◆ Text section ◆
►

How to Mount an Action Camera on a Bike for the Best Shots
- gear4greatness
- Jun 3, 2025
- 4 min read
Updated: Nov 13, 2025

How to Mount an Action Camera on a Bike for the Best Shots
Any time I hop on my bike — whether I’m cruising downtown, heading across the Provencher Bridge, or going for a quiet evening ride along the river — I always think about how different the footage feels depending on where I mount the camera. 🚲🎥 One angle makes the ride feel fast and immersive, another makes it calm and cinematic, and a simple shift of position changes the whole mood of the edit. After hundreds of clips, endless experimenting, and more mounts than I’d like to admit buying, I finally figured out which positions actually give you the best shots and how to make each one shine.
The handlebar mount is probably the first place everyone tries, and honestly, it still holds up. It feels stable, predictable, and gives you that nice centered view where the bars, the road, and the horizon line all flow together. 🌄 When I use it, I like adding a rubber insert to kill vibration and a swivel arm so I can tilt the angle slightly upward for a more open look. It’s a simple setup — GoPro, DJI, Insta360, they all work — and it’s great when you want the ride to feel clean and controlled.
Then there’s the helmet mount, which is the closest thing you’ll get to a literal first-person perspective. 👀 Every turn, every tilt, every look over the shoulder becomes part of the shot. When I’m biking through busy streets, it gives the footage this immersive, “you’re right here with me” energy that feels almost like a video game. I mount mine slightly forward so the visor doesn’t creep in, and with voice commands, you never have to reach up awkwardly to hit record.
My personal favourite for raw movement is the chest mount. 🎯 That angle where you see your arms, handlebars, and the trail whipping beneath you — that’s where biking footage feels alive. You can almost feel the terrain in your hands. It’s perfect for gravel or mountain biking, and with good stabilization (HyperSmooth, FlowState, RockSteady), it becomes this beautifully grounded POV shot that’s hard to beat. It’s not the best for scenery, but when you want energy, this is the angle.

◄

◆ Information given ◆
►

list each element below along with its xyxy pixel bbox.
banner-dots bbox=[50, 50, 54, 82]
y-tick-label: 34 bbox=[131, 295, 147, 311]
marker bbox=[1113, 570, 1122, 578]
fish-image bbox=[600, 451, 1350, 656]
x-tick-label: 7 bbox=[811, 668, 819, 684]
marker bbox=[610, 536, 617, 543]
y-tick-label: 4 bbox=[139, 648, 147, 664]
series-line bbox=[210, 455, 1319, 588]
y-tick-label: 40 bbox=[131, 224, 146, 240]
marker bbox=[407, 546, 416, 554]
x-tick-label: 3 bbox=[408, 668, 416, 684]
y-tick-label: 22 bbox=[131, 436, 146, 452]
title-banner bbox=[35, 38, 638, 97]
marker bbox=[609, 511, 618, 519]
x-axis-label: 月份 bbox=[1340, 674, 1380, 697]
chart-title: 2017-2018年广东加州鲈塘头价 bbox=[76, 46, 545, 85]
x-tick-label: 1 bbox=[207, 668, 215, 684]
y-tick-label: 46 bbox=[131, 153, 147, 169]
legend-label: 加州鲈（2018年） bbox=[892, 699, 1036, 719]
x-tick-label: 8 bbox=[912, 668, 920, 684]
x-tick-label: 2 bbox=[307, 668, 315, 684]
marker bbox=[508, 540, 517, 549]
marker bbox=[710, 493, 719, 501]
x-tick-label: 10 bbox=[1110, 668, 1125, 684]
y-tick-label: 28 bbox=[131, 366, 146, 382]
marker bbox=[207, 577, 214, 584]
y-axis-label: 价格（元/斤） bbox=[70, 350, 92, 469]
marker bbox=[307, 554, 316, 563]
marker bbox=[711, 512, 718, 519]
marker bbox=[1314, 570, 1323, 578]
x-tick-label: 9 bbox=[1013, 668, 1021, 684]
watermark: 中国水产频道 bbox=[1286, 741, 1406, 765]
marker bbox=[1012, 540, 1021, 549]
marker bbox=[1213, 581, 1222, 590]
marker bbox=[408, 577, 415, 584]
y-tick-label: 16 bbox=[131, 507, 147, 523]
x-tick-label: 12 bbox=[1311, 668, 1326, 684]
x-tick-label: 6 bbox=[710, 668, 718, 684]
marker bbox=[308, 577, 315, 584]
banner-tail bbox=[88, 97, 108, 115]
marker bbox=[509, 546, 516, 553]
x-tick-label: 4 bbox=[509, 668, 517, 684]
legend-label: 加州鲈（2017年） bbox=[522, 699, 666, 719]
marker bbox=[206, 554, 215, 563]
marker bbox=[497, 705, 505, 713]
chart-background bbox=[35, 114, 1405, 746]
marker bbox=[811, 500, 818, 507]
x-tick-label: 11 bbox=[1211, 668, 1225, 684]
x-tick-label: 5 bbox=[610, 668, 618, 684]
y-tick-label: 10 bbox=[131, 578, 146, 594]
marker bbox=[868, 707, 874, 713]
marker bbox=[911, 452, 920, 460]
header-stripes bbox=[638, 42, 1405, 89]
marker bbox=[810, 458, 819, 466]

◄

◆ Work instructions ◆
Copy the bike camera mounting guide starting with "Then there’s the" and going on through "to hit record.", swapping "helmet mount" for "chin mount". Rely only on the bike camera mounting guide, not the rows.

◆ Task response ◆
Then there’s the chin mount, which is the closest thing you’ll get to a literal first-person perspective. 👀 Every turn, every tilt, every look over the shoulder becomes part of the shot. When I’m biking through busy streets, it gives the footage this immersive, “you’re right here with me” energy that feels almost like a video game. I mount mine slightly forward so the visor doesn’t creep in, and with voice commands, you never have to reach up awkwardly to hit record.